[Exercise prompt]: Leave out the pictures, then reproduce the rest of the material exactly.

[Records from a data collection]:
■ ■ ■ ■
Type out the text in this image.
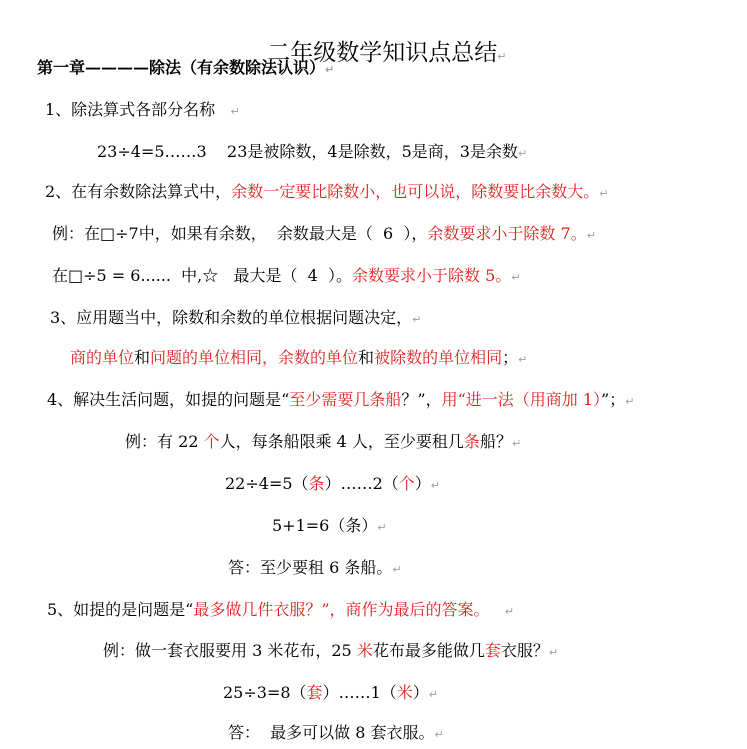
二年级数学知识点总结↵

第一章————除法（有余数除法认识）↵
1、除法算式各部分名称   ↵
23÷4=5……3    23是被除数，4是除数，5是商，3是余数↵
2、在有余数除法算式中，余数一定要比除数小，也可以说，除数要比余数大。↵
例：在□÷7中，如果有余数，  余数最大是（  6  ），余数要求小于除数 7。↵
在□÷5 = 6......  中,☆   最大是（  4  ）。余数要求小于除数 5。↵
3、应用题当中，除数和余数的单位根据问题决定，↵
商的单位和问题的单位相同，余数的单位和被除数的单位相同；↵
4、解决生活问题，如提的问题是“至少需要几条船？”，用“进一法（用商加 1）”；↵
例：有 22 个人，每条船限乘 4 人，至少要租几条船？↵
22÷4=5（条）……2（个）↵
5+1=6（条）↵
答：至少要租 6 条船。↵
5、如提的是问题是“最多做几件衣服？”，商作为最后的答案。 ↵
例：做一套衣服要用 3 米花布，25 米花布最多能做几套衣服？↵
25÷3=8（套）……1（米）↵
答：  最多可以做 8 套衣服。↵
■ ■ ■ ■
[Output for this task]:
Type out the text in this image.
二年级数学知识点总结↵

第一章————除法（有余数除法认识）↵
1、除法算式各部分名称   ↵
23÷4=5……3    23是被除数，4是除数，5是商，3是余数↵
2、在有余数除法算式中，余数一定要比除数小，也可以说，除数要比余数大。↵
例：在□÷7中，如果有余数，  余数最大是（  6  ），余数要求小于除数 7。↵
在□÷5 = 6......  中,☆   最大是（  4  ）。余数要求小于除数 5。↵
3、应用题当中，除数和余数的单位根据问题决定，↵
商的单位和问题的单位相同，余数的单位和被除数的单位相同；↵
4、解决生活问题，如提的问题是“至少需要几条船？”，用“进一法（用商加 1）”；↵
例：有 22 个人，每条船限乘 4 人，至少要租几条船？↵
22÷4=5（条）……2（个）↵
5+1=6（条）↵
答：至少要租 6 条船。↵
5、如提的是问题是“最多做几件衣服？”，商作为最后的答案。 ↵
例：做一套衣服要用 3 米花布，25 米花布最多能做几套衣服？↵
25÷3=8（套）……1（米）↵
答：  最多可以做 8 套衣服。↵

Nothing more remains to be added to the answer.